▶ _AIM OF THE TASK_: Check each line below for the word "team", and copy those that have it.

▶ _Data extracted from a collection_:

----------

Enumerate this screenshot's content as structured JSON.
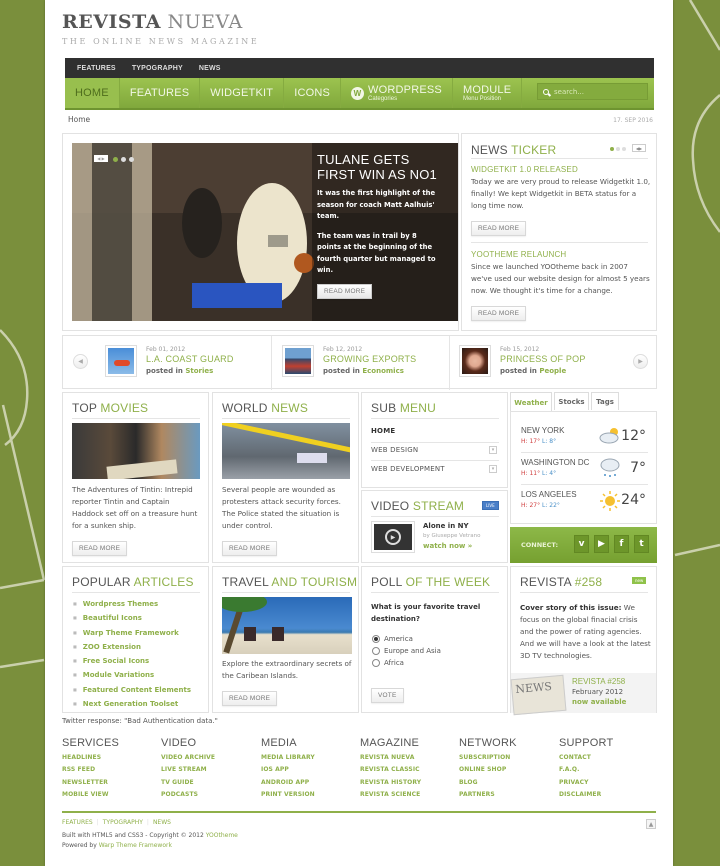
{
  "site": {
    "logo_bold": "REVISTA",
    "logo_light": "NUEVA",
    "tagline": "THE ONLINE NEWS MAGAZINE"
  },
  "topbar": [
    "FEATURES",
    "TYPOGRAPHY",
    "NEWS"
  ],
  "mainnav": {
    "items": [
      {
        "label": "HOME",
        "active": true
      },
      {
        "label": "FEATURES"
      },
      {
        "label": "WIDGETKIT"
      },
      {
        "label": "ICONS"
      },
      {
        "label": "WORDPRESS",
        "sub": "Categories",
        "icon": "wordpress-icon"
      },
      {
        "label": "MODULE",
        "sub": "Menu Position"
      }
    ],
    "search_placeholder": "search..."
  },
  "breadcrumb": "Home",
  "date": "17. SEP 2016",
  "slideshow": {
    "title": "TULANE GETS FIRST WIN AS NO1",
    "paragraphs": [
      "It was the first highlight of the season for coach Matt Aalhuis' team.",
      "The team was in trail by 8 points at the beginning of the fourth quarter but managed to win."
    ],
    "button": "READ MORE"
  },
  "ticker": {
    "title_a": "NEWS",
    "title_b": "TICKER",
    "items": [
      {
        "heading": "WIDGETKIT 1.0 RELEASED",
        "text": "Today we are very proud to release Widgetkit 1.0, finally! We kept Widgetkit in BETA status for a long time now.",
        "button": "READ MORE"
      },
      {
        "heading": "YOOTHEME RELAUNCH",
        "text": "Since we launched YOOtheme back in 2007 we've used our website design for almost 5 years now. We thought it's time for a change.",
        "button": "READ MORE"
      }
    ]
  },
  "carousel": [
    {
      "date": "Feb 01, 2012",
      "title": "L.A. COAST GUARD",
      "posted": "posted in",
      "category": "Stories"
    },
    {
      "date": "Feb 12, 2012",
      "title": "GROWING EXPORTS",
      "posted": "posted in",
      "category": "Economics"
    },
    {
      "date": "Feb 15, 2012",
      "title": "PRINCESS OF POP",
      "posted": "posted in",
      "category": "People"
    }
  ],
  "top_movies": {
    "title_a": "TOP",
    "title_b": "MOVIES",
    "text": "The Adventures of Tintin: Intrepid reporter Tintin and Captain Haddock set off on a treasure hunt for a sunken ship.",
    "button": "READ MORE"
  },
  "world_news": {
    "title_a": "WORLD",
    "title_b": "NEWS",
    "text": "Several people are wounded as protesters attack security forces. The Police stated the situation is under control.",
    "button": "READ MORE"
  },
  "sub_menu": {
    "title_a": "SUB",
    "title_b": "MENU",
    "items": [
      "HOME",
      "WEB DESIGN",
      "WEB DEVELOPMENT"
    ]
  },
  "video_stream": {
    "title_a": "VIDEO",
    "title_b": "STREAM",
    "badge": "LIVE",
    "video_title": "Alone in NY",
    "author": "by Giuseppe Vetrano",
    "link": "watch now »"
  },
  "weather": {
    "tabs": [
      "Weather",
      "Stocks",
      "Tags"
    ],
    "cities": [
      {
        "name": "NEW YORK",
        "high": "H: 17°",
        "low": "L: 8°",
        "temp": "12°",
        "icon": "partly-cloudy-icon"
      },
      {
        "name": "WASHINGTON DC",
        "high": "H: 11°",
        "low": "L: 4°",
        "temp": "7°",
        "icon": "rain-cloud-icon"
      },
      {
        "name": "LOS ANGELES",
        "high": "H: 27°",
        "low": "L: 22°",
        "temp": "24°",
        "icon": "sun-icon"
      }
    ]
  },
  "connect": {
    "label": "CONNECT:",
    "icons": [
      {
        "name": "vimeo-icon",
        "glyph": "v"
      },
      {
        "name": "youtube-icon",
        "glyph": "▶"
      },
      {
        "name": "facebook-icon",
        "glyph": "f"
      },
      {
        "name": "twitter-icon",
        "glyph": "t"
      }
    ]
  },
  "popular": {
    "title_a": "POPULAR",
    "title_b": "ARTICLES",
    "items": [
      "Wordpress Themes",
      "Beautiful Icons",
      "Warp Theme Framework",
      "ZOO Extension",
      "Free Social Icons",
      "Module Variations",
      "Featured Content Elements",
      "Next Generation Toolset"
    ]
  },
  "travel": {
    "title_a": "TRAVEL",
    "title_b": "AND TOURISM",
    "text": "Explore the extraordinary secrets of the Caribean Islands.",
    "button": "READ MORE"
  },
  "poll": {
    "title_a": "POLL",
    "title_b": "OF THE WEEK",
    "question": "What is your favorite travel destination?",
    "options": [
      "America",
      "Europe and Asia",
      "Africa"
    ],
    "selected": 0,
    "button": "VOTE"
  },
  "revista": {
    "title_a": "REVISTA",
    "title_b": "#258",
    "badge": "new",
    "lead": "Cover story of this issue:",
    "text": " We focus on the global finacial crisis and the power of rating agencies. And we will have a look at the latest 3D TV technologies.",
    "issue": "REVISTA #258",
    "month": "February 2012",
    "available": "now available"
  },
  "twitter_response": "Twitter response: \"Bad Authentication data.\"",
  "footer_columns": [
    {
      "title": "SERVICES",
      "links": [
        "HEADLINES",
        "RSS FEED",
        "NEWSLETTER",
        "MOBILE VIEW"
      ]
    },
    {
      "title": "VIDEO",
      "links": [
        "VIDEO ARCHIVE",
        "LIVE STREAM",
        "TV GUIDE",
        "PODCASTS"
      ]
    },
    {
      "title": "MEDIA",
      "links": [
        "MEDIA LIBRARY",
        "IOS APP",
        "ANDROID APP",
        "PRINT VERSION"
      ]
    },
    {
      "title": "MAGAZINE",
      "links": [
        "REVISTA NUEVA",
        "REVISTA CLASSIC",
        "REVISTA HISTORY",
        "REVISTA SCIENCE"
      ]
    },
    {
      "title": "NETWORK",
      "links": [
        "SUBSCRIPTION",
        "ONLINE SHOP",
        "BLOG",
        "PARTNERS"
      ]
    },
    {
      "title": "SUPPORT",
      "links": [
        "CONTACT",
        "F.A.Q.",
        "PRIVACY",
        "DISCLAIMER"
      ]
    }
  ],
  "footer": {
    "links": [
      "FEATURES",
      "TYPOGRAPHY",
      "NEWS"
    ],
    "built": "Built with HTML5 and CSS3 - Copyright © 2012",
    "built_link": "YOOtheme",
    "powered": "Powered by",
    "powered_link": "Warp Theme Framework"
  },
  "colors": {
    "accent": "#8fb04a",
    "nav_green": "#8cb444",
    "background": "#7a8f3c",
    "topbar": "#303030"
  }
}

----------

▶ _FINISHED TASK_:
      "It was the first highlight of the season for coach Matt Aalhuis' team.",
      "The team was in trail by 8 points at the beginning of the fourth quarter but managed to win."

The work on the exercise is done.